* START *

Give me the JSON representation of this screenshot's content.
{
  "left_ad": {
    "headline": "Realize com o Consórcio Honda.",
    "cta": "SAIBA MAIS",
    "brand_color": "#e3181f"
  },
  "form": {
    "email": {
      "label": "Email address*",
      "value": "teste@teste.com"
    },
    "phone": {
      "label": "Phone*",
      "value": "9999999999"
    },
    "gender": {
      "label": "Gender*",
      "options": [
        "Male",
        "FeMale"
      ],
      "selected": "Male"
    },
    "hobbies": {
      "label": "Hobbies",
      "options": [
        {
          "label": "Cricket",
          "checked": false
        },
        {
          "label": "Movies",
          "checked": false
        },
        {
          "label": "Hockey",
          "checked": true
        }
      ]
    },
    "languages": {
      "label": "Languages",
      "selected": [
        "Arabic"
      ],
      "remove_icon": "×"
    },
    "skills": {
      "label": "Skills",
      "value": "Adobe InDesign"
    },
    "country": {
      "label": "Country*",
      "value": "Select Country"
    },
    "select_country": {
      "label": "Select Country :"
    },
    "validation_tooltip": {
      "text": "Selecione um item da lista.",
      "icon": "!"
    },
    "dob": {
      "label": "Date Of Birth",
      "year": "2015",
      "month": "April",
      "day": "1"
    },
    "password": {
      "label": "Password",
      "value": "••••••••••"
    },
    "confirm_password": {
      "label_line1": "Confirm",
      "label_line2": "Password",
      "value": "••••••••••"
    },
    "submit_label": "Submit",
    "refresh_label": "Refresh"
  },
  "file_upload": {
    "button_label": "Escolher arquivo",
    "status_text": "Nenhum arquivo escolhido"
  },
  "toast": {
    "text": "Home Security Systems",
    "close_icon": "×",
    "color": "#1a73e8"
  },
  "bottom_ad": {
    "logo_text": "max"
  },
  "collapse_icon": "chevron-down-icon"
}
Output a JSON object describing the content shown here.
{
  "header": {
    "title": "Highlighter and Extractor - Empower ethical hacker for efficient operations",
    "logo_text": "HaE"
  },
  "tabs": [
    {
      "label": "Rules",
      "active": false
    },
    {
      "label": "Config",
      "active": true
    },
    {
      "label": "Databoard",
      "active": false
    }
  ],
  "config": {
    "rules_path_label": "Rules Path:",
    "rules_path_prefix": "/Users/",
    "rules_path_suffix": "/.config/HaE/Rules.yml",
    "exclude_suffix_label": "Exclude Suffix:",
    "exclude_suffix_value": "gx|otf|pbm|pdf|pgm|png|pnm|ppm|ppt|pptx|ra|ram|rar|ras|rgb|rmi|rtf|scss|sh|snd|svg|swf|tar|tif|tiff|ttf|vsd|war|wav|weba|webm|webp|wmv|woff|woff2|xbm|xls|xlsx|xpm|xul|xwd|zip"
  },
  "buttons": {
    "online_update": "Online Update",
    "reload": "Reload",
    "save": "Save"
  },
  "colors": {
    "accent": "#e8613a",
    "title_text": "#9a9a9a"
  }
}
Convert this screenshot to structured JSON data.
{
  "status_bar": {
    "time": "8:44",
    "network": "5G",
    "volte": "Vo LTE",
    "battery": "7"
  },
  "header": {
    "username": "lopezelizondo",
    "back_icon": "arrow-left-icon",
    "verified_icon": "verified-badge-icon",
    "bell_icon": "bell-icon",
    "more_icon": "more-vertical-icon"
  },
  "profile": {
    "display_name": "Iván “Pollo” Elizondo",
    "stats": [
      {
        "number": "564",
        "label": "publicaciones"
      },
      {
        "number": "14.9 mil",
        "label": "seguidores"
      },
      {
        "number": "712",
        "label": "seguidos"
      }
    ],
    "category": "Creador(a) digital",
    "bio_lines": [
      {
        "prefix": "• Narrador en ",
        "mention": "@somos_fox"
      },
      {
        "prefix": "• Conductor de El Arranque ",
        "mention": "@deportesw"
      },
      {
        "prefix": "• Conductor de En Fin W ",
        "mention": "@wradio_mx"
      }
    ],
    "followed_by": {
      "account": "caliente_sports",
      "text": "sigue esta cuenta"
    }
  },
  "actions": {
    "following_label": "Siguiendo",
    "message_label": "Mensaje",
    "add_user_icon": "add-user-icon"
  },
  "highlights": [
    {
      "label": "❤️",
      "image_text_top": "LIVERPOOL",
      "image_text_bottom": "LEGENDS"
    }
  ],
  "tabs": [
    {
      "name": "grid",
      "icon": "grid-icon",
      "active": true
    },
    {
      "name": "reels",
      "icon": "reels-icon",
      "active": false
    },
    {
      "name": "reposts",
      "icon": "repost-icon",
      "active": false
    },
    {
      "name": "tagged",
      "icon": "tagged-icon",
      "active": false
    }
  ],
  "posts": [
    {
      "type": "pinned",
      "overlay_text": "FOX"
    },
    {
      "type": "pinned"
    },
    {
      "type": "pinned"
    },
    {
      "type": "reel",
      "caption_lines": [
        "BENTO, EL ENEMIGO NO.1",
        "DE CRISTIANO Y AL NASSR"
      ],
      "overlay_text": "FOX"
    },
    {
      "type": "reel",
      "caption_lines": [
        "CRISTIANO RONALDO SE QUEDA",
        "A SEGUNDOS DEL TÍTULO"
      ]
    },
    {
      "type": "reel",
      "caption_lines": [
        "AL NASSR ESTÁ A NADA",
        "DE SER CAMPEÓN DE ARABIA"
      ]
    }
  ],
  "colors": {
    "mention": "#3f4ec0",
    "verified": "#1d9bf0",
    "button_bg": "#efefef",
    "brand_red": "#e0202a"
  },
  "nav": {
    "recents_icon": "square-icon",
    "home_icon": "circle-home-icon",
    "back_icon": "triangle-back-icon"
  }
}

* END *

* _TASK TO CARRY OUT_: Write out the whole listing again. Match it word for word.

* _TASK RESULT_:
Give me the JSON representation of this screenshot's content.
{
  "left_ad": {
    "headline": "Realize com o Consórcio Honda.",
    "cta": "SAIBA MAIS",
    "brand_color": "#e3181f"
  },
  "form": {
    "email": {
      "label": "Email address*",
      "value": "teste@teste.com"
    },
    "phone": {
      "label": "Phone*",
      "value": "9999999999"
    },
    "gender": {
      "label": "Gender*",
      "options": [
        "Male",
        "FeMale"
      ],
      "selected": "Male"
    },
    "hobbies": {
      "label": "Hobbies",
      "options": [
        {
          "label": "Cricket",
          "checked": false
        },
        {
          "label": "Movies",
          "checked": false
        },
        {
          "label": "Hockey",
          "checked": true
        }
      ]
    },
    "languages": {
      "label": "Languages",
      "selected": [
        "Arabic"
      ],
      "remove_icon": "×"
    },
    "skills": {
      "label": "Skills",
      "value": "Adobe InDesign"
    },
    "country": {
      "label": "Country*",
      "value": "Select Country"
    },
    "select_country": {
      "label": "Select Country :"
    },
    "validation_tooltip": {
      "text": "Selecione um item da lista.",
      "icon": "!"
    },
    "dob": {
      "label": "Date Of Birth",
      "year": "2015",
      "month": "April",
      "day": "1"
    },
    "password": {
      "label": "Password",
      "value": "••••••••••"
    },
    "confirm_password": {
      "label_line1": "Confirm",
      "label_line2": "Password",
      "value": "••••••••••"
    },
    "submit_label": "Submit",
    "refresh_label": "Refresh"
  },
  "file_upload": {
    "button_label": "Escolher arquivo",
    "status_text": "Nenhum arquivo escolhido"
  },
  "toast": {
    "text": "Home Security Systems",
    "close_icon": "×",
    "color": "#1a73e8"
  },
  "bottom_ad": {
    "logo_text": "max"
  },
  "collapse_icon": "chevron-down-icon"
}
Output a JSON object describing the content shown here.
{
  "header": {
    "title": "Highlighter and Extractor - Empower ethical hacker for efficient operations",
    "logo_text": "HaE"
  },
  "tabs": [
    {
      "label": "Rules",
      "active": false
    },
    {
      "label": "Config",
      "active": true
    },
    {
      "label": "Databoard",
      "active": false
    }
  ],
  "config": {
    "rules_path_label": "Rules Path:",
    "rules_path_prefix": "/Users/",
    "rules_path_suffix": "/.config/HaE/Rules.yml",
    "exclude_suffix_label": "Exclude Suffix:",
    "exclude_suffix_value": "gx|otf|pbm|pdf|pgm|png|pnm|ppm|ppt|pptx|ra|ram|rar|ras|rgb|rmi|rtf|scss|sh|snd|svg|swf|tar|tif|tiff|ttf|vsd|war|wav|weba|webm|webp|wmv|woff|woff2|xbm|xls|xlsx|xpm|xul|xwd|zip"
  },
  "buttons": {
    "online_update": "Online Update",
    "reload": "Reload",
    "save": "Save"
  },
  "colors": {
    "accent": "#e8613a",
    "title_text": "#9a9a9a"
  }
}
Convert this screenshot to structured JSON data.
{
  "status_bar": {
    "time": "8:44",
    "network": "5G",
    "volte": "Vo LTE",
    "battery": "7"
  },
  "header": {
    "username": "lopezelizondo",
    "back_icon": "arrow-left-icon",
    "verified_icon": "verified-badge-icon",
    "bell_icon": "bell-icon",
    "more_icon": "more-vertical-icon"
  },
  "profile": {
    "display_name": "Iván “Pollo” Elizondo",
    "stats": [
      {
        "number": "564",
        "label": "publicaciones"
      },
      {
        "number": "14.9 mil",
        "label": "seguidores"
      },
      {
        "number": "712",
        "label": "seguidos"
      }
    ],
    "category": "Creador(a) digital",
    "bio_lines": [
      {
        "prefix": "• Narrador en ",
        "mention": "@somos_fox"
      },
      {
        "prefix": "• Conductor de El Arranque ",
        "mention": "@deportesw"
      },
      {
        "prefix": "• Conductor de En Fin W ",
        "mention": "@wradio_mx"
      }
    ],
    "followed_by": {
      "account": "caliente_sports",
      "text": "sigue esta cuenta"
    }
  },
  "actions": {
    "following_label": "Siguiendo",
    "message_label": "Mensaje",
    "add_user_icon": "add-user-icon"
  },
  "highlights": [
    {
      "label": "❤️",
      "image_text_top": "LIVERPOOL",
      "image_text_bottom": "LEGENDS"
    }
  ],
  "tabs": [
    {
      "name": "grid",
      "icon": "grid-icon",
      "active": true
    },
    {
      "name": "reels",
      "icon": "reels-icon",
      "active": false
    },
    {
      "name": "reposts",
      "icon": "repost-icon",
      "active": false
    },
    {
      "name": "tagged",
      "icon": "tagged-icon",
      "active": false
    }
  ],
  "posts": [
    {
      "type": "pinned",
      "overlay_text": "FOX"
    },
    {
      "type": "pinned"
    },
    {
      "type": "pinned"
    },
    {
      "type": "reel",
      "caption_lines": [
        "BENTO, EL ENEMIGO NO.1",
        "DE CRISTIANO Y AL NASSR"
      ],
      "overlay_text": "FOX"
    },
    {
      "type": "reel",
      "caption_lines": [
        "CRISTIANO RONALDO SE QUEDA",
        "A SEGUNDOS DEL TÍTULO"
      ]
    },
    {
      "type": "reel",
      "caption_lines": [
        "AL NASSR ESTÁ A NADA",
        "DE SER CAMPEÓN DE ARABIA"
      ]
    }
  ],
  "colors": {
    "mention": "#3f4ec0",
    "verified": "#1d9bf0",
    "button_bg": "#efefef",
    "brand_red": "#e0202a"
  },
  "nav": {
    "recents_icon": "square-icon",
    "home_icon": "circle-home-icon",
    "back_icon": "triangle-back-icon"
  }
}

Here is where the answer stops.